Prompt 1 – In the essay on atheism, rewrite the stretch from "Nevertheless, the challenging" through "a blasphemous pejorative.", putting "taboo" in place of "stigma".
Prompt 2 – According to the essay on atheism, what is the first and foremost reason for not accepting that a god exists?
Prompt 3 – Extend the essay on atheism by writing what follows its final sentence.

Selected extract –
========
There is an abundance of reasons for not accepting the premise that a god exists. First and foremost is the simple fact that reasonable evidence has never been presented to support the assertion that there is a god of any kind. There have been many attempts to do so and there have been many learned arguments. However, little to no evidence has been brought forth to substantiate the claim there is a god and... arguments are NOT evidence.
Nevertheless, the challenging question continues to be asked; ‘How can you be an atheist?’ or, perhaps less bluntly: ‘Why are you an atheist?’ The non-believer may pose this question to himself several times a day. ‘Why don’t I just accept the tenets related to the local religion?’, might well be an alternative wording of the question.
Perhaps you’ve asked yourself a similar question. I don’t know that I ever openly voiced or cohesively and coherently thought the question out. Perhaps I’m more intuitive than logical in this regard, at least. Moreover, I don’t know if I’ve ever been asked the question. The stigma of being an atheist precludes many from even saying the word ‘atheist’ - as if it were a blasphemous pejorative.
========
Extracted material –
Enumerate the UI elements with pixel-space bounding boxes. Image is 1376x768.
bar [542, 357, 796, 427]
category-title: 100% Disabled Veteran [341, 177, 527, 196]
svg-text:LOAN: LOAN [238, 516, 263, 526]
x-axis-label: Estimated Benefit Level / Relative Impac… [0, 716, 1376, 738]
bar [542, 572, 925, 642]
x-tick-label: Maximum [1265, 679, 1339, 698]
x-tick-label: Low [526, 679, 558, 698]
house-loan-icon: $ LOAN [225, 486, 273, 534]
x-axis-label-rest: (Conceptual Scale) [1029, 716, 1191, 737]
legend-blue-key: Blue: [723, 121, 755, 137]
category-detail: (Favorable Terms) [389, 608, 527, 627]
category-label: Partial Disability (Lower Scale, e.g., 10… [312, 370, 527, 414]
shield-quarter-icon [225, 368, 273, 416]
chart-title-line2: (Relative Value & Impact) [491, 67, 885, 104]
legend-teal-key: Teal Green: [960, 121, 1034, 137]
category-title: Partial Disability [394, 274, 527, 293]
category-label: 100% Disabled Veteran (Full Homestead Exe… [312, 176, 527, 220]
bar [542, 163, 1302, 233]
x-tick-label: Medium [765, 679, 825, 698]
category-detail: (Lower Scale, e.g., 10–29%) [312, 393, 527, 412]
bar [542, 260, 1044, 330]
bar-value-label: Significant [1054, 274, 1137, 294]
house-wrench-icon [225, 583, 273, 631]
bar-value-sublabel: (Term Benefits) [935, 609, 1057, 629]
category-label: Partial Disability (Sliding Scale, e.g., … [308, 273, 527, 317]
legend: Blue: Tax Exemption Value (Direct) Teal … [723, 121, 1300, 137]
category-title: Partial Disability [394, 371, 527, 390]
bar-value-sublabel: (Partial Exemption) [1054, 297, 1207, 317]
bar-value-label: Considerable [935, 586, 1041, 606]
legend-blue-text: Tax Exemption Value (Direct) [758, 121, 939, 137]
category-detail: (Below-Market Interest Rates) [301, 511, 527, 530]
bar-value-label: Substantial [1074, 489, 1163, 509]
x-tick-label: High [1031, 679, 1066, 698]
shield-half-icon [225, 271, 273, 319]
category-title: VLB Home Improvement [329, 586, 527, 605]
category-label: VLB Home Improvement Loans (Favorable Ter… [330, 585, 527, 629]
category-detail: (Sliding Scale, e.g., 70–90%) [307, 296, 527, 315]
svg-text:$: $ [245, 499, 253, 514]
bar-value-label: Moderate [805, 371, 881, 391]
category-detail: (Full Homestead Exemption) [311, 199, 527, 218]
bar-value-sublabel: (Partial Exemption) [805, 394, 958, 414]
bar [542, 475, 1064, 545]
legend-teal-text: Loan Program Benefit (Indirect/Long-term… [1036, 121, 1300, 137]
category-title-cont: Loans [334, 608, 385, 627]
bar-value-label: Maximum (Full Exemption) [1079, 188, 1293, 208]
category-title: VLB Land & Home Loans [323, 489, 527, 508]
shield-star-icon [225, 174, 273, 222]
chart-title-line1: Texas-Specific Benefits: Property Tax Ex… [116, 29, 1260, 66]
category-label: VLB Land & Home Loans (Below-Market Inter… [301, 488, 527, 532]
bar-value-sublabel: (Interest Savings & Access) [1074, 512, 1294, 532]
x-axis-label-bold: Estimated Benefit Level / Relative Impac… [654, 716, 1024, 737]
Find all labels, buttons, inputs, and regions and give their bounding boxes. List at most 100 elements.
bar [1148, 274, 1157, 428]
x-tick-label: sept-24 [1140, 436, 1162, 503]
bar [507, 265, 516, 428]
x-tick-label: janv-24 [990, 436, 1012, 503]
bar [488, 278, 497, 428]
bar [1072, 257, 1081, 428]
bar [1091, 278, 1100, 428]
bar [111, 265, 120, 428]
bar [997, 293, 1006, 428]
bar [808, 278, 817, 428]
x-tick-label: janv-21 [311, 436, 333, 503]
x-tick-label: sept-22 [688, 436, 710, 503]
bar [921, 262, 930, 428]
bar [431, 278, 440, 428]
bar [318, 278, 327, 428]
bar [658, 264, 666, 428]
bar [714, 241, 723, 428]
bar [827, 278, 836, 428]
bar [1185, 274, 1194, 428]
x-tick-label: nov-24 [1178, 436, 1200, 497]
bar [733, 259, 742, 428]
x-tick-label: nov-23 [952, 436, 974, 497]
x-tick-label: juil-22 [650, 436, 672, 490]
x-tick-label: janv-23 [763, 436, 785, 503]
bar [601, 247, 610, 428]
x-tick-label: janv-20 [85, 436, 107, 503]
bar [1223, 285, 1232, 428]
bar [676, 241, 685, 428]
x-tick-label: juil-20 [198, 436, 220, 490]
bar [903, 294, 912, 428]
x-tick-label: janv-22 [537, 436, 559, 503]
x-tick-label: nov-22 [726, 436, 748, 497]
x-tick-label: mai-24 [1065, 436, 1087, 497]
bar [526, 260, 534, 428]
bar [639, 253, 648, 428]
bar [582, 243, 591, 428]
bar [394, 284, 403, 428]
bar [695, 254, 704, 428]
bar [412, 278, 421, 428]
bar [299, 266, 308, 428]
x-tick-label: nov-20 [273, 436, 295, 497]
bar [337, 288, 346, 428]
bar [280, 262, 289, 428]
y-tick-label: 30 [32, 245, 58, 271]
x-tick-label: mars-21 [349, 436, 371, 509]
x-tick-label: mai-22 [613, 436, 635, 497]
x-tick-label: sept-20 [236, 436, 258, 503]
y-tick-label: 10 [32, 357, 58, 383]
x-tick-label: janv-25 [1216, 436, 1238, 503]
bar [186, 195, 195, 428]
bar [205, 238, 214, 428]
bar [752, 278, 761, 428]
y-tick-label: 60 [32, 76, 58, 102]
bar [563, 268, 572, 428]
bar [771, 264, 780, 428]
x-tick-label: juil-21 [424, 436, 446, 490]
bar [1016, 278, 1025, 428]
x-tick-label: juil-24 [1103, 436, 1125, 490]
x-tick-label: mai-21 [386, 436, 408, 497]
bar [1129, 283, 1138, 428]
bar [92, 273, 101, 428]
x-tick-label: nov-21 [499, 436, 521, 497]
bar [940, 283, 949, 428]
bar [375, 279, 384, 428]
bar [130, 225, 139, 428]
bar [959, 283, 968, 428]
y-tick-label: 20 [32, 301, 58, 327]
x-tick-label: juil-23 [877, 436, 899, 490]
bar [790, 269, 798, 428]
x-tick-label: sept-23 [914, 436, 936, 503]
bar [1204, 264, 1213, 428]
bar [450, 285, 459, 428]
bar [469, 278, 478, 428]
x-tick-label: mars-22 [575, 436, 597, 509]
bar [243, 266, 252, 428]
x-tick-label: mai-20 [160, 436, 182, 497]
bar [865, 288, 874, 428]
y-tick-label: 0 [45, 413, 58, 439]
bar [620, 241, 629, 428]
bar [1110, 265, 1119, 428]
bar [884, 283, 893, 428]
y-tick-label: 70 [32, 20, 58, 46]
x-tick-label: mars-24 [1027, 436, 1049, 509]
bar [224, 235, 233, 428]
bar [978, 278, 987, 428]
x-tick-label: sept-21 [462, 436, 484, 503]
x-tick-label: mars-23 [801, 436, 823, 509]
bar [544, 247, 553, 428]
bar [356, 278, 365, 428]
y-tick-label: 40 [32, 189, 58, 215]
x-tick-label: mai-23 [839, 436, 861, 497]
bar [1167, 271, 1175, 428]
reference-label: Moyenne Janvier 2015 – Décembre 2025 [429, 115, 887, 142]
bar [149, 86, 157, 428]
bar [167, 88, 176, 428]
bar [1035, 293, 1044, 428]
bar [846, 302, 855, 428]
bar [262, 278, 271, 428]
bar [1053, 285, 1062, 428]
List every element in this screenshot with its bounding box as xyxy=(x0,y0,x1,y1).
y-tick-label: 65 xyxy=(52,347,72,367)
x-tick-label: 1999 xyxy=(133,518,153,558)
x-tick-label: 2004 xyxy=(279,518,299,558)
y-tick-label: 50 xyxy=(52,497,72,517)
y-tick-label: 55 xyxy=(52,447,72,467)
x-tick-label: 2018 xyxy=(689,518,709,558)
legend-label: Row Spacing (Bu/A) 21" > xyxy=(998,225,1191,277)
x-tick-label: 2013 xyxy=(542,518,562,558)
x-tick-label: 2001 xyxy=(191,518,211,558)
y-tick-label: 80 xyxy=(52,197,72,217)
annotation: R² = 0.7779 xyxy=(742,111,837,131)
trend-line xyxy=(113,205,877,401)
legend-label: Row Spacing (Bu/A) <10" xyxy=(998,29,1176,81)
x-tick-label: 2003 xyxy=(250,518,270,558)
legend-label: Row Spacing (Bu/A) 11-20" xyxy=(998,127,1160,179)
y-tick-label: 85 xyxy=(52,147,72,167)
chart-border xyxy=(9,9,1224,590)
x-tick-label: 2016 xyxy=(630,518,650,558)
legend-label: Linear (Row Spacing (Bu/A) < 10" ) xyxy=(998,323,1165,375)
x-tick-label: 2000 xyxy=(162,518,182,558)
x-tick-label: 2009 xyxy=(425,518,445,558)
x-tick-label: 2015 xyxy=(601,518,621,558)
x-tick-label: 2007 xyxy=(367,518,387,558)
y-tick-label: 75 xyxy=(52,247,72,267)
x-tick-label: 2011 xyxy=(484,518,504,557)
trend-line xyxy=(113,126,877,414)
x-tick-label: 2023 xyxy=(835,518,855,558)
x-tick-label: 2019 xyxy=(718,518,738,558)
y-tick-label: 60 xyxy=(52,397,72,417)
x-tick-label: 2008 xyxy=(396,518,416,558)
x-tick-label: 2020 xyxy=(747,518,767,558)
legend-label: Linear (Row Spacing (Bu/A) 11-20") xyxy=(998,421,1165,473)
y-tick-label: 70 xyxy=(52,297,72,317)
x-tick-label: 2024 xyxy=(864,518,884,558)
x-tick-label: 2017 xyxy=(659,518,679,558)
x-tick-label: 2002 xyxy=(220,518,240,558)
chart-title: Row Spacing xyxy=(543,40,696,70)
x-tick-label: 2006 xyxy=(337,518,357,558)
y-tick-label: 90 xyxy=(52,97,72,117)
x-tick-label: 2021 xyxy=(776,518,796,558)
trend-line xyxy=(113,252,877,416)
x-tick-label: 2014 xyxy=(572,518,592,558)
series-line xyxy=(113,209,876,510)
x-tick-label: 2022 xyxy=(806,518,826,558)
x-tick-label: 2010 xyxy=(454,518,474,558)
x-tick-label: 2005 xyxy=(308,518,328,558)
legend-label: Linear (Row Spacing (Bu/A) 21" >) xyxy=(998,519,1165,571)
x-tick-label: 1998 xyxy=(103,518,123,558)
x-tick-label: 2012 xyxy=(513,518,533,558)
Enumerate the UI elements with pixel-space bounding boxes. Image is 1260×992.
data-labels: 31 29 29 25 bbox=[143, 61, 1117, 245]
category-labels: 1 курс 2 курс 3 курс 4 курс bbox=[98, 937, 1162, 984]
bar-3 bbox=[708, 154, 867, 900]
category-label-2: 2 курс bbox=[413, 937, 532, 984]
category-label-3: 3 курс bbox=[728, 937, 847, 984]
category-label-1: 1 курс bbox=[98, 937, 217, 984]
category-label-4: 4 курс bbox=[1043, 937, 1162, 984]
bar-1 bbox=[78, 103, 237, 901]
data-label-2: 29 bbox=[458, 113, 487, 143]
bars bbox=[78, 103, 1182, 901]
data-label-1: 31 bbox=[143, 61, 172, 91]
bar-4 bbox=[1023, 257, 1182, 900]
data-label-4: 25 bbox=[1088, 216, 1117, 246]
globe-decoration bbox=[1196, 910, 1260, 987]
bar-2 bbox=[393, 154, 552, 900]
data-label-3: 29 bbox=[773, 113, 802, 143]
========
Written reply 1 –
Nevertheless, the challenging question continues to be asked; ‘How can you be an atheist?’ or, perhaps less bluntly: ‘Why are you an atheist?’ The non-believer may pose this question to himself several times a day. ‘Why don’t I just accept the tenets related to the local religion?’, might well be an alternative wording of the question.
Perhaps you’ve asked yourself a similar question. I don’t know that I ever openly voiced or cohesively and coherently thought the question out. Perhaps I’m more intuitive than logical in this regard, at least. Moreover, I don’t know if I’ve ever been asked the question. The taboo of being an atheist precludes many from even saying the word ‘atheist’ - as if it were a blasphemous pejorative.

Written reply 2 – Reasonable evidence has never been presented to support the assertion that there is a god of any kind.

Written reply 3 –
For me, the question of the higher power persisted to simmer for a long time. Raised as a Roman Catholic, there was much I found to be absurd or immoral or ludicrous and evil in the teachings of the Church. (I’ll forgo giving a list of such things. The reader can supply a list for themselves that needn’t be as comprehensive as Martin Luther’s.)
Prompted by the niggling of the question of a higher power, I looked to other sources than the Bible – other viewpoints and other prophets; Edgar Cayce, Velikovsky, Gurdjieff, Eliade, Jung, Buddha, Nostradamus, Illich, Maharishi Mahesh Yogi, etc. All presented interesting hypotheses but all felt out of whack, a bit. Tales about Mu, Atlantis, crystals, and ancient wisdom had an appeal but delivered little satisfaction.
My conclusion – thus far - has been that all these things, while not improbable, were little more than speculative because very little real evidence was provided. Wordy ad hoc reasoning does not make for good argument and - as mentioned before - argument is not evidence. The tales were intriguing; sometimes beautiful and awe-inspiring and overwhelming, but the luster wore off after a while; the sausage had been seen being made, as it were.
Arguments, even by the saintly, seemed specious. (Again, argument is not evidence.) The pre-supposition that a god – a higher power - existed was pervasive but not persuasive. Too much was ludicrous on its face; soul travel, pyramid power, prophesy, (etc.) much else lacked credible evidence.
There’s that word, again.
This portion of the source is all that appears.